(Raw records)
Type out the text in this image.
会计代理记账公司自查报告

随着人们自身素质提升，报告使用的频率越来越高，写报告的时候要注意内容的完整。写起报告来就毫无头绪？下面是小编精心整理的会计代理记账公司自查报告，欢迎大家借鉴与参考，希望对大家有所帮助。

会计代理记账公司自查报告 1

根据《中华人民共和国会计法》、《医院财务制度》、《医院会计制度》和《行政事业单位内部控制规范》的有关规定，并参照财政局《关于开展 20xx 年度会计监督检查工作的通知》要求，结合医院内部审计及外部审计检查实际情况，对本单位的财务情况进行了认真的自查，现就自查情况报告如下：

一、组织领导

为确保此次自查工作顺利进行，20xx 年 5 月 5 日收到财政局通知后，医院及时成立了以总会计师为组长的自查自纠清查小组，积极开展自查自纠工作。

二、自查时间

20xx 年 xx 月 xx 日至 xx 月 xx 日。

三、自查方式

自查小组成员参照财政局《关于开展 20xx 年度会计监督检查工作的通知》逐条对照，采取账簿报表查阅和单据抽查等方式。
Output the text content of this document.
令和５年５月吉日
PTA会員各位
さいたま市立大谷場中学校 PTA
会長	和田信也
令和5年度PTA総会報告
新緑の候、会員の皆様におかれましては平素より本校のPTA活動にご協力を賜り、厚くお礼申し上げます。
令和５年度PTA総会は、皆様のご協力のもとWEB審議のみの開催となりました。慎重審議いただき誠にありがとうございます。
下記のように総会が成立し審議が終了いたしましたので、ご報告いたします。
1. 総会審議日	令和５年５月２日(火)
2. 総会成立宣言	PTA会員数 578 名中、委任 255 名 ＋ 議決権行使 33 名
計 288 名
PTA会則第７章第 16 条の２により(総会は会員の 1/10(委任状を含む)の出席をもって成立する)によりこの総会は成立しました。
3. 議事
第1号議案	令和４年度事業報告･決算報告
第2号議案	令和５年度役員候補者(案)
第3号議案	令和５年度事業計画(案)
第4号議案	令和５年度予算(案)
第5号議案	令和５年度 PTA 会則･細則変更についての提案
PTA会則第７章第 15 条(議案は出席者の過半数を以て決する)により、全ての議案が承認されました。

* [TASK DETAILS] Pull out every line above that holds the word "this".

* [COMPLETE OUTPUT]
Type out the text in this image.
Output the text content of this document.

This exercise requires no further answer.